If You Installed Claude Code on March 31, Check Your System Right Now
axios npm packages v1.14.1 and v0.30.4, bundled in the Claude Code npm release, were confirmed to contain a Remote Access Trojan (RAT). The compromised versions were live on npm on March 31, 2026 between 00:21 and 03:29
Anthropic's Claude Code npm package briefly shipped with a Remote Access Trojan -- and if you updated during a specific three-hour window, your machine may be compromised.
TL;DR: axios npm packages v1.14.1 and v0.30.4, bundled in the Claude Code npm release, were confirmed to contain a Remote Access Trojan (RAT). The compromised versions were live on npm on March 31, 2026 between 00:21 and 03:29 UTC. If you installed or updated Claude Code during that window, treat your system as potentially compromised until you've verified.
What Happened?
On March 31, Anthropic accidentally published an npm package for Claude Code that included axios versions containing a RAT -- a tool that gives an attacker remote access to your computer. The window was narrow: three hours and eight minutes, from 00:21 to 03:29 UTC. Anthropic confirmed the incident was a human error and stated no customer data was involved in the broader Claude Code source leak. Two separate intelligence sources independently flagged the compromise.

========================

▶ Your tasks:
A. In the Claude Code article, which two axios versions were confirmed to contain the Remote Access Trojan?
B. Rewrite the part of the Claude Code article starting at "TL;DR: axios npm" and ending at "flagged the compromise.", switching "window" to "period".
C. Pick up the Claude Code article after its final sentence and continue writing it.

========================

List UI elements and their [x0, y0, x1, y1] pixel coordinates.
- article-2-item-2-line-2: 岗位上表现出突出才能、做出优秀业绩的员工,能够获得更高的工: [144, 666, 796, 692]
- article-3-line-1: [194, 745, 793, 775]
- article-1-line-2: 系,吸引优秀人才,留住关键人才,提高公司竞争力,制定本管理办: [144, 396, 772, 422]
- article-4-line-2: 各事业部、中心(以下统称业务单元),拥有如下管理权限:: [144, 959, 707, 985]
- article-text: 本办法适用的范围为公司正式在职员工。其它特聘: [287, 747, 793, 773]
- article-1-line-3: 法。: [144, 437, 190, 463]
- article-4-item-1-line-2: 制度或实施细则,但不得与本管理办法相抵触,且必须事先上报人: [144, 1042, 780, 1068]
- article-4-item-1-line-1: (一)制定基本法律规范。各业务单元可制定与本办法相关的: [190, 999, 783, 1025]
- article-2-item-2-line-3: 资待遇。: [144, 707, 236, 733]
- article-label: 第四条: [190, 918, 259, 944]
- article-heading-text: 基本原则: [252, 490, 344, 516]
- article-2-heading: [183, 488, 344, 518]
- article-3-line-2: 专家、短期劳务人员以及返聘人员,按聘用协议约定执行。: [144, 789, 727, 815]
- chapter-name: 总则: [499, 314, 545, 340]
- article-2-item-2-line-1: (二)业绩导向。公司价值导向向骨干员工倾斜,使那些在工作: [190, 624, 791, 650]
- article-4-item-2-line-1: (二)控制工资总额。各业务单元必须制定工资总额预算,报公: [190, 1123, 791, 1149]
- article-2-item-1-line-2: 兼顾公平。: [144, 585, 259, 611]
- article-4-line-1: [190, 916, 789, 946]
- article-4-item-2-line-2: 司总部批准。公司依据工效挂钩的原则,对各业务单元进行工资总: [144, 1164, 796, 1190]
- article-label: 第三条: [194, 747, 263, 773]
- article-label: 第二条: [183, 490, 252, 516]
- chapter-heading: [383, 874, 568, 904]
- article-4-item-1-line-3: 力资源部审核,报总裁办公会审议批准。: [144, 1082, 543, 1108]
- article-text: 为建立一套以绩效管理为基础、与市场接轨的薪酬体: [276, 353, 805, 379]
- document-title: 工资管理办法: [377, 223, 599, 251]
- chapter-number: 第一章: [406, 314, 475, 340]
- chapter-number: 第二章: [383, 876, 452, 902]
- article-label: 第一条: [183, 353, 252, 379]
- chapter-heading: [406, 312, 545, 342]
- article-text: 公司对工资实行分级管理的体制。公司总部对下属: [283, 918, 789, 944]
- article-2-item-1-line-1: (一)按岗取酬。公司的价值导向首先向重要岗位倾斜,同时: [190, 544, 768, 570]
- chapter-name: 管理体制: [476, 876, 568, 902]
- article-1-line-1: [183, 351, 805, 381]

========================

▶ Responses for each task:
A. Versions v1.14.1 and v0.30.4.

B.
TL;DR: axios npm packages v1.14.1 and v0.30.4, bundled in the Claude Code npm release, were confirmed to contain a Remote Access Trojan (RAT). The compromised versions were live on npm on March 31, 2026 between 00:21 and 03:29 UTC. If you installed or updated Claude Code during that period, treat your system as potentially compromised until you've verified.
What Happened?
On March 31, Anthropic accidentally published an npm package for Claude Code that included axios versions containing a RAT -- a tool that gives an attacker remote access to your computer. The period was narrow: three hours and eight minutes, from 00:21 to 03:29 UTC. Anthropic confirmed the incident was a human error and stated no customer data was involved in the broader Claude Code source leak. Two separate intelligence sources independently flagged the compromise.

C.
Here's the thing. Three hours doesn't sound like much. But npm install commands run on autopilot for a lot of developers -- and anyone using automated dependency updates or CI/CD pipelines during that window may have pulled in the compromised package without ever seeing it.
What Should You Do Right Now?
This isn't a "stay informed" situation. If you use Claude Code, here's what I want you to do:
- Check your install timing. Review your npm install logs for any Claude Code activity on March 31, 2026. If the timestamp falls between 00:21 and 03:29 UTC, proceed to step 2.
- Audit for anomalous processes. A RAT opens a backdoor. Look for unfamiliar processes, unexpected network connections, or new services you didn't install.
- Update to the clean version. Reinstall Claude Code from npm now -- the compromised axios packages have been removed.
- If you find anything suspicious, assume compromise. Rotate credentials, revoke API keys, and treat the machine as untrusted until you've done a full audit.